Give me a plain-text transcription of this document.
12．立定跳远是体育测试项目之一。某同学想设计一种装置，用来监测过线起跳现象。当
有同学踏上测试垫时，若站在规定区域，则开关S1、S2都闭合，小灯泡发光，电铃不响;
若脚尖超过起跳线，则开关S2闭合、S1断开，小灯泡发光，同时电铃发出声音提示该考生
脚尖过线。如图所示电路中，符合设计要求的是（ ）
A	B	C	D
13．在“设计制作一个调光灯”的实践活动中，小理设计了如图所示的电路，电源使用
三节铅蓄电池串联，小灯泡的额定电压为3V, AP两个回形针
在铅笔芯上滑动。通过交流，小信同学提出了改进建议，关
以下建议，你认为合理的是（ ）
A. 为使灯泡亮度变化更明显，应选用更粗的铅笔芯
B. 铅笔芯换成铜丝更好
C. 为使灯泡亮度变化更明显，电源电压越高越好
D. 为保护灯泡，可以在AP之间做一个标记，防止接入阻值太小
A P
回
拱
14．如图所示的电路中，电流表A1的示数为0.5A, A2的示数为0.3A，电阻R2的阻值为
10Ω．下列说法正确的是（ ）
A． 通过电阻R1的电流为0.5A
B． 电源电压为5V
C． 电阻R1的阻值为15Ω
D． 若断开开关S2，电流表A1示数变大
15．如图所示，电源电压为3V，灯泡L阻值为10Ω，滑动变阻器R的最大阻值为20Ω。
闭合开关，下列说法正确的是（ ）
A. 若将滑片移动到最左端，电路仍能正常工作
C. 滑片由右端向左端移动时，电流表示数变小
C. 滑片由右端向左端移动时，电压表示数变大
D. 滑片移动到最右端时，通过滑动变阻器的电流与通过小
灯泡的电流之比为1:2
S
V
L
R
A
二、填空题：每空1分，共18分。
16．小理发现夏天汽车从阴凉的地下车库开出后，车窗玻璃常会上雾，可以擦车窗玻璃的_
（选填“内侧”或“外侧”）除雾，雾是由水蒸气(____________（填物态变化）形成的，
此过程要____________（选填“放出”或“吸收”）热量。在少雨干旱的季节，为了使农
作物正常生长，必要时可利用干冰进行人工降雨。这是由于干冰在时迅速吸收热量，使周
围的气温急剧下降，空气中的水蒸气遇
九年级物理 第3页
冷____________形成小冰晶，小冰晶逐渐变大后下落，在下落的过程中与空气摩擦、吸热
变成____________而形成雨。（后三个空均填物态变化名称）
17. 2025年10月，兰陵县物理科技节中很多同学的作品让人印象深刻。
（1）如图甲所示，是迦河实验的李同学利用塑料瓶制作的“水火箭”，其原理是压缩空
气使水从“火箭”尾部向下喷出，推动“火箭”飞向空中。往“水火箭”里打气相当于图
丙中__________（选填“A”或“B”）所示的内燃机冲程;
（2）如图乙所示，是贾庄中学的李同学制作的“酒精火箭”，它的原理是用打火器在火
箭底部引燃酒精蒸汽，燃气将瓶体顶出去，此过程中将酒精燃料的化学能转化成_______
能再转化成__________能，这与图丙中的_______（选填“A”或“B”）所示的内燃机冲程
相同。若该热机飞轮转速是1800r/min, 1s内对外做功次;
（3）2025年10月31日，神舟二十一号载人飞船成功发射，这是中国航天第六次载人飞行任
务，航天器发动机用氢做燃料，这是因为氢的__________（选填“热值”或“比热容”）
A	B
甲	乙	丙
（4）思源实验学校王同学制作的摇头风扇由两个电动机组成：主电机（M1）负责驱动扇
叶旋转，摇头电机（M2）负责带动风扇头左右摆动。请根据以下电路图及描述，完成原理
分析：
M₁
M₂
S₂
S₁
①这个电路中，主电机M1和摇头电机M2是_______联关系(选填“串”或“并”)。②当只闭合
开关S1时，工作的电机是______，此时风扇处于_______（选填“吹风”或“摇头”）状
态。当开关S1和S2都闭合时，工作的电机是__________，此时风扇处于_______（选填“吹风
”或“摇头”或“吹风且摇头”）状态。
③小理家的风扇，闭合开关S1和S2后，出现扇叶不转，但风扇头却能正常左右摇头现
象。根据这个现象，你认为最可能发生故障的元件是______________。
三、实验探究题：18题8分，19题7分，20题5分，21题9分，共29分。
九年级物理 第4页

> [Prompt]
Copy out all the entries shown above, character for character.

> [Task response]
Give me a plain-text transcription of this document.
12．立定跳远是体育测试项目之一。某同学想设计一种装置，用来监测过线起跳现象。当
有同学踏上测试垫时，若站在规定区域，则开关S1、S2都闭合，小灯泡发光，电铃不响;
若脚尖超过起跳线，则开关S2闭合、S1断开，小灯泡发光，同时电铃发出声音提示该考生
脚尖过线。如图所示电路中，符合设计要求的是（ ）
A	B	C	D
13．在“设计制作一个调光灯”的实践活动中，小理设计了如图所示的电路，电源使用
三节铅蓄电池串联，小灯泡的额定电压为3V, AP两个回形针
在铅笔芯上滑动。通过交流，小信同学提出了改进建议，关
以下建议，你认为合理的是（ ）
A. 为使灯泡亮度变化更明显，应选用更粗的铅笔芯
B. 铅笔芯换成铜丝更好
C. 为使灯泡亮度变化更明显，电源电压越高越好
D. 为保护灯泡，可以在AP之间做一个标记，防止接入阻值太小
A P
回
拱
14．如图所示的电路中，电流表A1的示数为0.5A, A2的示数为0.3A，电阻R2的阻值为
10Ω．下列说法正确的是（ ）
A． 通过电阻R1的电流为0.5A
B． 电源电压为5V
C． 电阻R1的阻值为15Ω
D． 若断开开关S2，电流表A1示数变大
15．如图所示，电源电压为3V，灯泡L阻值为10Ω，滑动变阻器R的最大阻值为20Ω。
闭合开关，下列说法正确的是（ ）
A. 若将滑片移动到最左端，电路仍能正常工作
C. 滑片由右端向左端移动时，电流表示数变小
C. 滑片由右端向左端移动时，电压表示数变大
D. 滑片移动到最右端时，通过滑动变阻器的电流与通过小
灯泡的电流之比为1:2
S
V
L
R
A
二、填空题：每空1分，共18分。
16．小理发现夏天汽车从阴凉的地下车库开出后，车窗玻璃常会上雾，可以擦车窗玻璃的_
（选填“内侧”或“外侧”）除雾，雾是由水蒸气(____________（填物态变化）形成的，
此过程要____________（选填“放出”或“吸收”）热量。在少雨干旱的季节，为了使农
作物正常生长，必要时可利用干冰进行人工降雨。这是由于干冰在时迅速吸收热量，使周
围的气温急剧下降，空气中的水蒸气遇
九年级物理 第3页
冷____________形成小冰晶，小冰晶逐渐变大后下落，在下落的过程中与空气摩擦、吸热
变成____________而形成雨。（后三个空均填物态变化名称）
17. 2025年10月，兰陵县物理科技节中很多同学的作品让人印象深刻。
（1）如图甲所示，是迦河实验的李同学利用塑料瓶制作的“水火箭”，其原理是压缩空
气使水从“火箭”尾部向下喷出，推动“火箭”飞向空中。往“水火箭”里打气相当于图
丙中__________（选填“A”或“B”）所示的内燃机冲程;
（2）如图乙所示，是贾庄中学的李同学制作的“酒精火箭”，它的原理是用打火器在火
箭底部引燃酒精蒸汽，燃气将瓶体顶出去，此过程中将酒精燃料的化学能转化成_______
能再转化成__________能，这与图丙中的_______（选填“A”或“B”）所示的内燃机冲程
相同。若该热机飞轮转速是1800r/min, 1s内对外做功次;
（3）2025年10月31日，神舟二十一号载人飞船成功发射，这是中国航天第六次载人飞行任
务，航天器发动机用氢做燃料，这是因为氢的__________（选填“热值”或“比热容”）
A	B
甲	乙	丙
（4）思源实验学校王同学制作的摇头风扇由两个电动机组成：主电机（M1）负责驱动扇
叶旋转，摇头电机（M2）负责带动风扇头左右摆动。请根据以下电路图及描述，完成原理
分析：
M₁
M₂
S₂
S₁
①这个电路中，主电机M1和摇头电机M2是_______联关系(选填“串”或“并”)。②当只闭合
开关S1时，工作的电机是______，此时风扇处于_______（选填“吹风”或“摇头”）状
态。当开关S1和S2都闭合时，工作的电机是__________，此时风扇处于_______（选填“吹风
”或“摇头”或“吹风且摇头”）状态。
③小理家的风扇，闭合开关S1和S2后，出现扇叶不转，但风扇头却能正常左右摇头现
象。根据这个现象，你认为最可能发生故障的元件是______________。
三、实验探究题：18题8分，19题7分，20题5分，21题9分，共29分。
九年级物理 第4页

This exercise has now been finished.